» **INFORMATION SHOWN**
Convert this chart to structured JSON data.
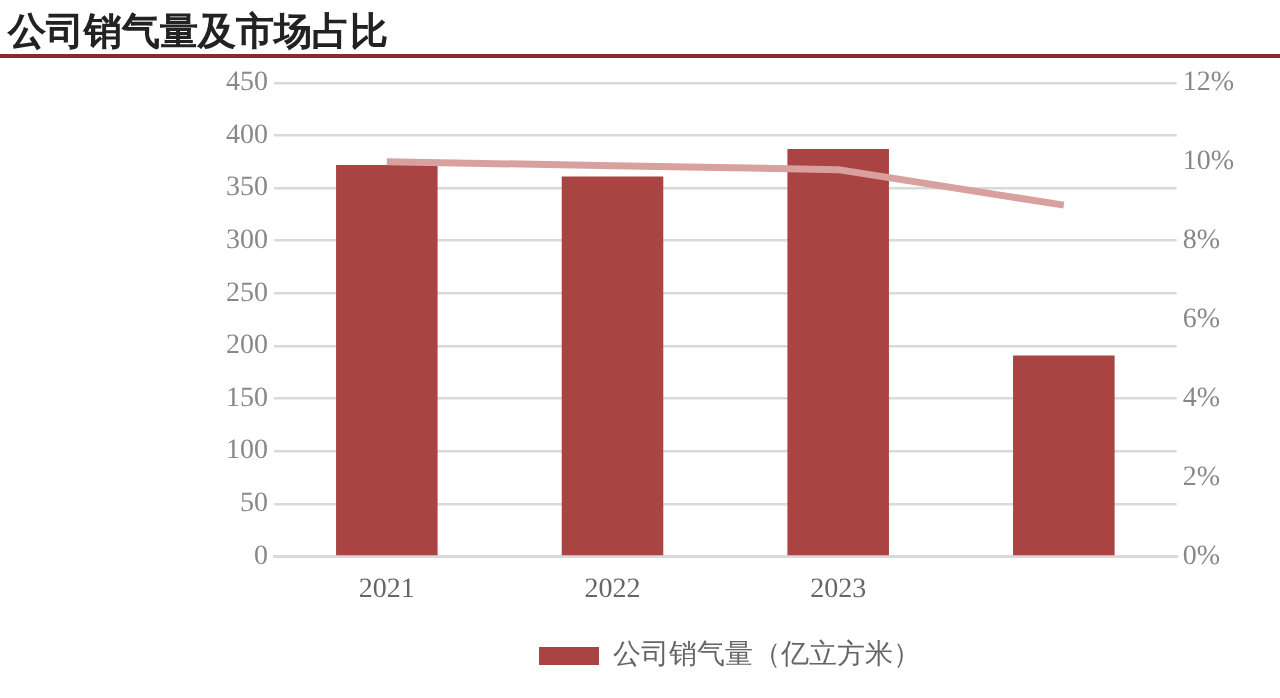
{
  "chart_data": {
    "type": "bar",
    "title": "公司销气量及市场占比",
    "categories": [
      "2021",
      "2022",
      "2023",
      null
    ],
    "series": [
      {
        "name": "公司销气量（亿立方米）",
        "color": "#a94442",
        "values": [
          372,
          361,
          387,
          191
        ]
      },
      {
        "type": "line",
        "axis": "y2",
        "color": "#d9a0a0",
        "values": [
          10.0,
          9.9,
          9.8,
          8.9
        ]
      }
    ],
    "ylim": [
      0,
      450
    ],
    "yticks": [
      0,
      50,
      100,
      150,
      200,
      250,
      300,
      350,
      400,
      450
    ],
    "y2lim": [
      0,
      12
    ],
    "y2ticks": [
      {
        "value": 0,
        "label": "0%"
      },
      {
        "value": 2,
        "label": "2%"
      },
      {
        "value": 4,
        "label": "4%"
      },
      {
        "value": 6,
        "label": "6%"
      },
      {
        "value": 8,
        "label": "8%"
      },
      {
        "value": 10,
        "label": "10%"
      },
      {
        "value": 12,
        "label": "12%"
      }
    ],
    "grid": "y",
    "legend": "bottom",
    "marker": "none"
  }
}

» **WHAT YOU WILL DO**
Using the material above, set down every line exactly, but skip the pictures.

» **FINAL ANSWER**
Convert this chart to structured JSON data.
{
  "chart_data": {
    "type": "bar",
    "title": "公司销气量及市场占比",
    "categories": [
      "2021",
      "2022",
      "2023",
      null
    ],
    "series": [
      {
        "name": "公司销气量（亿立方米）",
        "color": "#a94442",
        "values": [
          372,
          361,
          387,
          191
        ]
      },
      {
        "type": "line",
        "axis": "y2",
        "color": "#d9a0a0",
        "values": [
          10.0,
          9.9,
          9.8,
          8.9
        ]
      }
    ],
    "ylim": [
      0,
      450
    ],
    "yticks": [
      0,
      50,
      100,
      150,
      200,
      250,
      300,
      350,
      400,
      450
    ],
    "y2lim": [
      0,
      12
    ],
    "y2ticks": [
      {
        "value": 0,
        "label": "0%"
      },
      {
        "value": 2,
        "label": "2%"
      },
      {
        "value": 4,
        "label": "4%"
      },
      {
        "value": 6,
        "label": "6%"
      },
      {
        "value": 8,
        "label": "8%"
      },
      {
        "value": 10,
        "label": "10%"
      },
      {
        "value": 12,
        "label": "12%"
      }
    ],
    "grid": "y",
    "legend": "bottom",
    "marker": "none"
  }
}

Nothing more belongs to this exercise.